[RECORD SET]

- - -

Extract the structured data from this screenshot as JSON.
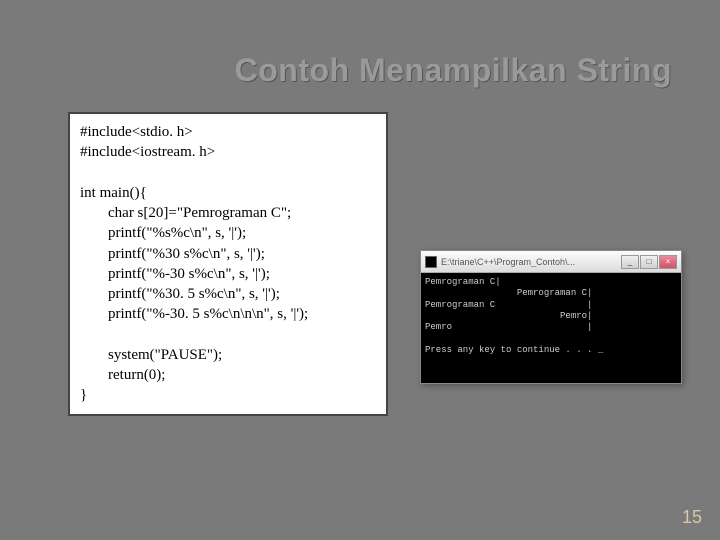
{
  "title": "Contoh Menampilkan String",
  "code": {
    "l1": "#include<stdio. h>",
    "l2": "#include<iostream. h>",
    "l3": "int main(){",
    "l4": "char s[20]=\"Pemrograman C\";",
    "l5": "printf(\"%s%c\\n\", s, '|');",
    "l6": "printf(\"%30 s%c\\n\", s, '|');",
    "l7": "printf(\"%-30 s%c\\n\", s, '|');",
    "l8": "printf(\"%30. 5 s%c\\n\", s, '|');",
    "l9": "printf(\"%-30. 5 s%c\\n\\n\\n\", s, '|');",
    "l10": "system(\"PAUSE\");",
    "l11": "return(0);",
    "l12": "}"
  },
  "console": {
    "path": "E:\\triane\\C++\\Program_Contoh\\...",
    "min_label": "_",
    "max_label": "□",
    "close_label": "×",
    "out1": "Pemrograman C|",
    "out2": "                 Pemrograman C|",
    "out3": "Pemrograman C                 |",
    "out4": "                         Pemro|",
    "out5": "Pemro                         |",
    "out6": "",
    "out7": "Press any key to continue . . . _"
  },
  "page_number": "15"
}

- - -

[EXERCISE OBJECTIVE]
Extract each line holding the word "Pemrograman" from the records.

[RESULT FOR THIS TASK]
    "l4": "char s[20]=\"Pemrograman C\";",
    "out1": "Pemrograman C|",
    "out2": "                 Pemrograman C|",
    "out3": "Pemrograman C                 |",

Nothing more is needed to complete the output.